[start of Given records]

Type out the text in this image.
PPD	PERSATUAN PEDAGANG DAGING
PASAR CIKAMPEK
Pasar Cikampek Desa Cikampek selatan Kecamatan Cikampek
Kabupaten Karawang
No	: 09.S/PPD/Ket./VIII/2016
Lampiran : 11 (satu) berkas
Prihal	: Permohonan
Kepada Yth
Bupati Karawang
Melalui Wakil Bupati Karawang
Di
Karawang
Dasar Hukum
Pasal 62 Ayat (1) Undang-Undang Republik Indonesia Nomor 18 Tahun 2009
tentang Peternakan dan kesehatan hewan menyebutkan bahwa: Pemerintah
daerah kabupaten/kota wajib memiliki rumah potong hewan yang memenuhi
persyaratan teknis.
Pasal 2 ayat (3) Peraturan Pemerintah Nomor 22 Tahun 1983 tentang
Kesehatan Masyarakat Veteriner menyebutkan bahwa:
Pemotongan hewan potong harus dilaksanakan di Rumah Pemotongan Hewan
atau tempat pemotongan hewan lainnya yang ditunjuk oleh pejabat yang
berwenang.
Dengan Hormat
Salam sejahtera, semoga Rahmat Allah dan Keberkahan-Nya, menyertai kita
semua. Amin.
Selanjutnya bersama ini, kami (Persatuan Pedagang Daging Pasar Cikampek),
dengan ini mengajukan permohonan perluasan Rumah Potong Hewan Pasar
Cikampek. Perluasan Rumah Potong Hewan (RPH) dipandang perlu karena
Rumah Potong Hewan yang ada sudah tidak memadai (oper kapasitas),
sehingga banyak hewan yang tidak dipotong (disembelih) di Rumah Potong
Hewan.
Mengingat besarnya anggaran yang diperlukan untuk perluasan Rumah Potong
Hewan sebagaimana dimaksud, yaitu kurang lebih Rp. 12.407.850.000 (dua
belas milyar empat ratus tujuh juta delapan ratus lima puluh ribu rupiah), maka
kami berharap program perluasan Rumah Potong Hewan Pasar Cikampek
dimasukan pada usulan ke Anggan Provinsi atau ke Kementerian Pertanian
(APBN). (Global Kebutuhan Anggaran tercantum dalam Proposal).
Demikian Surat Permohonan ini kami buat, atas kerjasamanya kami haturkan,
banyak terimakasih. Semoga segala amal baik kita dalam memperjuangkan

[end of Given records]
[start of Given records]

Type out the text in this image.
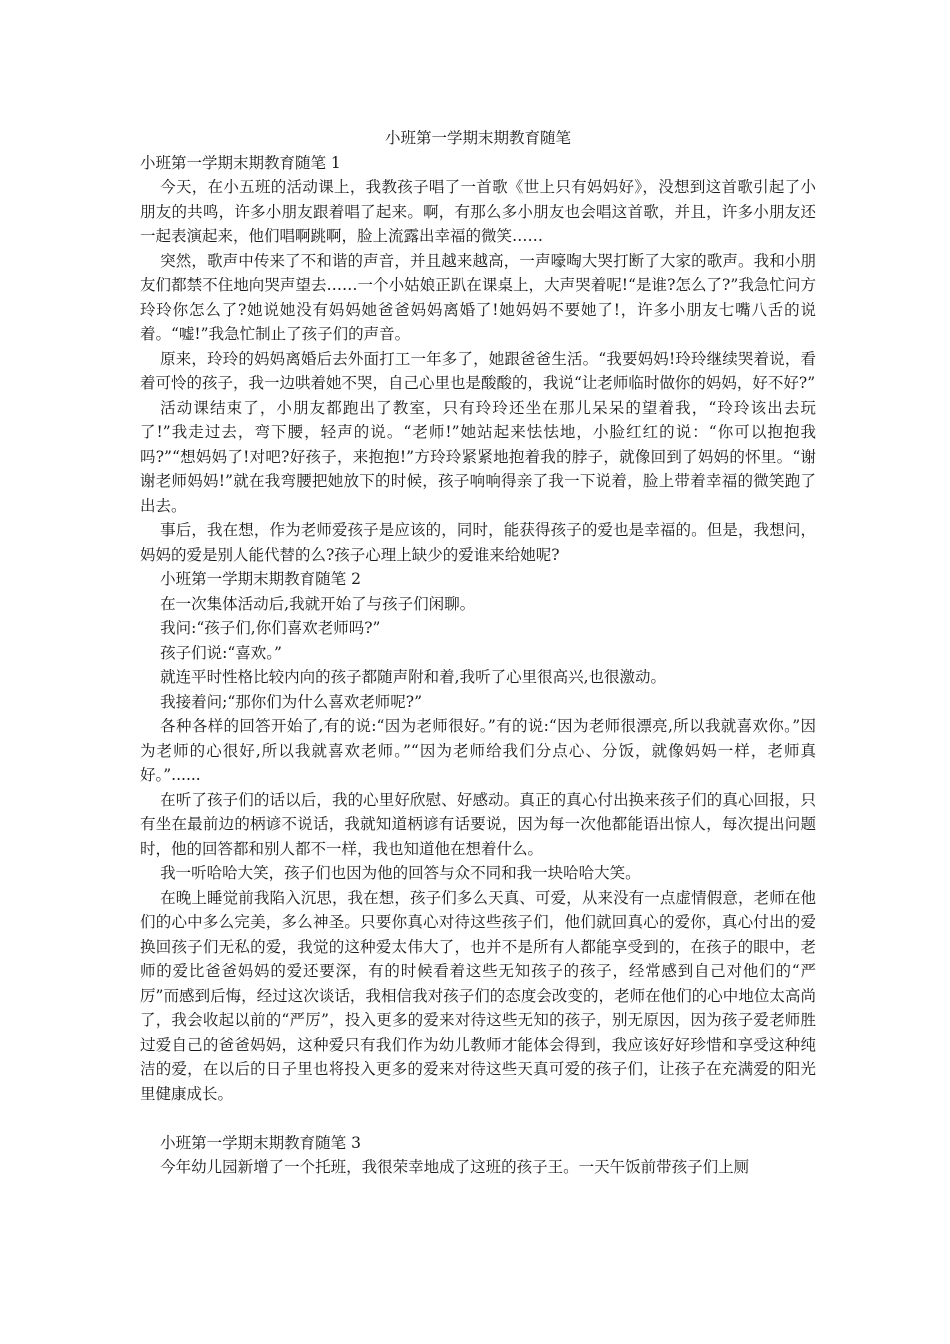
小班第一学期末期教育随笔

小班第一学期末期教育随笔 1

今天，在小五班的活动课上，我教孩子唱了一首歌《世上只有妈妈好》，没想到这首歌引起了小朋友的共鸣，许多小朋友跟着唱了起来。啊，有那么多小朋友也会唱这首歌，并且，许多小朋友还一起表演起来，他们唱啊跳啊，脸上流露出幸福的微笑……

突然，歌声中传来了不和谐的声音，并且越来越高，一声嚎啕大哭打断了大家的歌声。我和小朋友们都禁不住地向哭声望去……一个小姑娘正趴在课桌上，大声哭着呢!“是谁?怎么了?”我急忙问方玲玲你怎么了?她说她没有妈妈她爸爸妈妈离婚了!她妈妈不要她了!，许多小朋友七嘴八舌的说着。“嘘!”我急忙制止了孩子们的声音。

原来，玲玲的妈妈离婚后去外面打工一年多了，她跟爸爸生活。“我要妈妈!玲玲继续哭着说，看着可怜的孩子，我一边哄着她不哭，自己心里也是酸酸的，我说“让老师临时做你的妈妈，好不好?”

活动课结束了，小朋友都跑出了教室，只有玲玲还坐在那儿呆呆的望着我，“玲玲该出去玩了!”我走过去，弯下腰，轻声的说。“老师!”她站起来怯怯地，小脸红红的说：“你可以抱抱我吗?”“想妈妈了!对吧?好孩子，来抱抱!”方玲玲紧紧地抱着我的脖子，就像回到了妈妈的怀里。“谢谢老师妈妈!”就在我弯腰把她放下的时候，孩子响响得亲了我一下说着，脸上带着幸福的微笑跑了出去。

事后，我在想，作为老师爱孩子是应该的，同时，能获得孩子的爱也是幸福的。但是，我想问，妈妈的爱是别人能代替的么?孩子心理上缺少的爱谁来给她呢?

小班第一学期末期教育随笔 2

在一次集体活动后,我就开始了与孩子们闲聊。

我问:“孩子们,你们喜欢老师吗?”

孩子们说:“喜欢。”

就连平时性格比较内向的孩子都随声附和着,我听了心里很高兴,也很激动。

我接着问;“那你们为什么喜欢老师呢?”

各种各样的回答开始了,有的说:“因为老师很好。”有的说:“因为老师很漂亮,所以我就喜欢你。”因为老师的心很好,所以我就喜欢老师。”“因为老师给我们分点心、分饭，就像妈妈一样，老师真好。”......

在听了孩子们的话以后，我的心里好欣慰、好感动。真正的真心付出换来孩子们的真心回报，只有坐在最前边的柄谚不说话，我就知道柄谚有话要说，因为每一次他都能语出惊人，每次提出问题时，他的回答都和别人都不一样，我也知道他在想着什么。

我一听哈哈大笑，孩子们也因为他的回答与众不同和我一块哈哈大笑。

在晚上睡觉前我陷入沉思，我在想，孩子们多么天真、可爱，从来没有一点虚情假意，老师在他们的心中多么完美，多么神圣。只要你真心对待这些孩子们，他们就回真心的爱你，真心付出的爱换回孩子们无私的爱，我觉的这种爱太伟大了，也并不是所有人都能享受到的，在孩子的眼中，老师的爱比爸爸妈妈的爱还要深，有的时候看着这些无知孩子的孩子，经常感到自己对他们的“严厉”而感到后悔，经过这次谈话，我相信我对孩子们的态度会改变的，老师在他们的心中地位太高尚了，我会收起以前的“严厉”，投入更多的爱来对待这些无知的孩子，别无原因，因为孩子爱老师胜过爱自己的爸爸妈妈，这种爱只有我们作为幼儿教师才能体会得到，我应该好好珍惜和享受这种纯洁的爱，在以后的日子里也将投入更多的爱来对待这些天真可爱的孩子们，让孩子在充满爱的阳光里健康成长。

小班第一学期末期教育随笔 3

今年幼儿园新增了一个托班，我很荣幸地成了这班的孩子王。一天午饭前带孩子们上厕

[end of Given records]

▸ Task instructions: Gather each line in these records that contains the string "kita".

▸ Result of this exercise:
Salam sejahtera, semoga Rahmat Allah dan Keberkahan-Nya, menyertai kita
banyak terimakasih. Semoga segala amal baik kita dalam memperjuangkan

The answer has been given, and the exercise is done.